[Stored data]
= = = =

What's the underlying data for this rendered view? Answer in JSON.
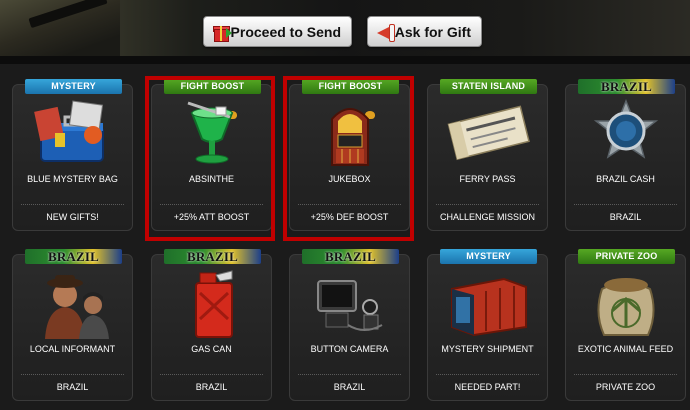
{
  "toolbar": {
    "send_label": "Proceed to Send",
    "gift_label": "Ask for Gift"
  },
  "items": [
    {
      "tag": "MYSTERY",
      "tag_style": "blue",
      "name": "BLUE MYSTERY BAG",
      "footer": "NEW GIFTS!",
      "icon": "blue-mystery-bag-icon"
    },
    {
      "tag": "FIGHT BOOST",
      "tag_style": "green",
      "name": "ABSINTHE",
      "footer": "+25% ATT BOOST",
      "icon": "absinthe-glass-icon",
      "selected": true
    },
    {
      "tag": "FIGHT BOOST",
      "tag_style": "green",
      "name": "JUKEBOX",
      "footer": "+25% DEF BOOST",
      "icon": "jukebox-icon",
      "selected": true
    },
    {
      "tag": "STATEN ISLAND",
      "tag_style": "green",
      "name": "FERRY PASS",
      "footer": "CHALLENGE MISSION",
      "icon": "ferry-pass-icon"
    },
    {
      "tag": "BRAZIL",
      "tag_style": "brazil",
      "name": "BRAZIL CASH",
      "footer": "BRAZIL",
      "icon": "brazil-cash-badge-icon"
    },
    {
      "tag": "BRAZIL",
      "tag_style": "brazil",
      "name": "LOCAL INFORMANT",
      "footer": "BRAZIL",
      "icon": "local-informant-icon"
    },
    {
      "tag": "BRAZIL",
      "tag_style": "brazil",
      "name": "GAS CAN",
      "footer": "BRAZIL",
      "icon": "gas-can-icon"
    },
    {
      "tag": "BRAZIL",
      "tag_style": "brazil",
      "name": "BUTTON CAMERA",
      "footer": "BRAZIL",
      "icon": "button-camera-icon"
    },
    {
      "tag": "MYSTERY",
      "tag_style": "blue",
      "name": "MYSTERY SHIPMENT",
      "footer": "NEEDED PART!",
      "icon": "shipping-container-icon"
    },
    {
      "tag": "PRIVATE ZOO",
      "tag_style": "green",
      "name": "EXOTIC ANIMAL FEED",
      "footer": "PRIVATE ZOO",
      "icon": "animal-feed-sack-icon"
    }
  ],
  "colors": {
    "highlight": "#c00000",
    "tag_blue": "#1b74ad",
    "tag_green": "#2f7812"
  }
}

= = = =

→ Stated task: Images must not appear in the copy; reproduce everything else in the records verbatim.

→ Answer:
What's the underlying data for this rendered view? Answer in JSON.
{
  "toolbar": {
    "send_label": "Proceed to Send",
    "gift_label": "Ask for Gift"
  },
  "items": [
    {
      "tag": "MYSTERY",
      "tag_style": "blue",
      "name": "BLUE MYSTERY BAG",
      "footer": "NEW GIFTS!",
      "icon": "blue-mystery-bag-icon"
    },
    {
      "tag": "FIGHT BOOST",
      "tag_style": "green",
      "name": "ABSINTHE",
      "footer": "+25% ATT BOOST",
      "icon": "absinthe-glass-icon",
      "selected": true
    },
    {
      "tag": "FIGHT BOOST",
      "tag_style": "green",
      "name": "JUKEBOX",
      "footer": "+25% DEF BOOST",
      "icon": "jukebox-icon",
      "selected": true
    },
    {
      "tag": "STATEN ISLAND",
      "tag_style": "green",
      "name": "FERRY PASS",
      "footer": "CHALLENGE MISSION",
      "icon": "ferry-pass-icon"
    },
    {
      "tag": "BRAZIL",
      "tag_style": "brazil",
      "name": "BRAZIL CASH",
      "footer": "BRAZIL",
      "icon": "brazil-cash-badge-icon"
    },
    {
      "tag": "BRAZIL",
      "tag_style": "brazil",
      "name": "LOCAL INFORMANT",
      "footer": "BRAZIL",
      "icon": "local-informant-icon"
    },
    {
      "tag": "BRAZIL",
      "tag_style": "brazil",
      "name": "GAS CAN",
      "footer": "BRAZIL",
      "icon": "gas-can-icon"
    },
    {
      "tag": "BRAZIL",
      "tag_style": "brazil",
      "name": "BUTTON CAMERA",
      "footer": "BRAZIL",
      "icon": "button-camera-icon"
    },
    {
      "tag": "MYSTERY",
      "tag_style": "blue",
      "name": "MYSTERY SHIPMENT",
      "footer": "NEEDED PART!",
      "icon": "shipping-container-icon"
    },
    {
      "tag": "PRIVATE ZOO",
      "tag_style": "green",
      "name": "EXOTIC ANIMAL FEED",
      "footer": "PRIVATE ZOO",
      "icon": "animal-feed-sack-icon"
    }
  ],
  "colors": {
    "highlight": "#c00000",
    "tag_blue": "#1b74ad",
    "tag_green": "#2f7812"
  }
}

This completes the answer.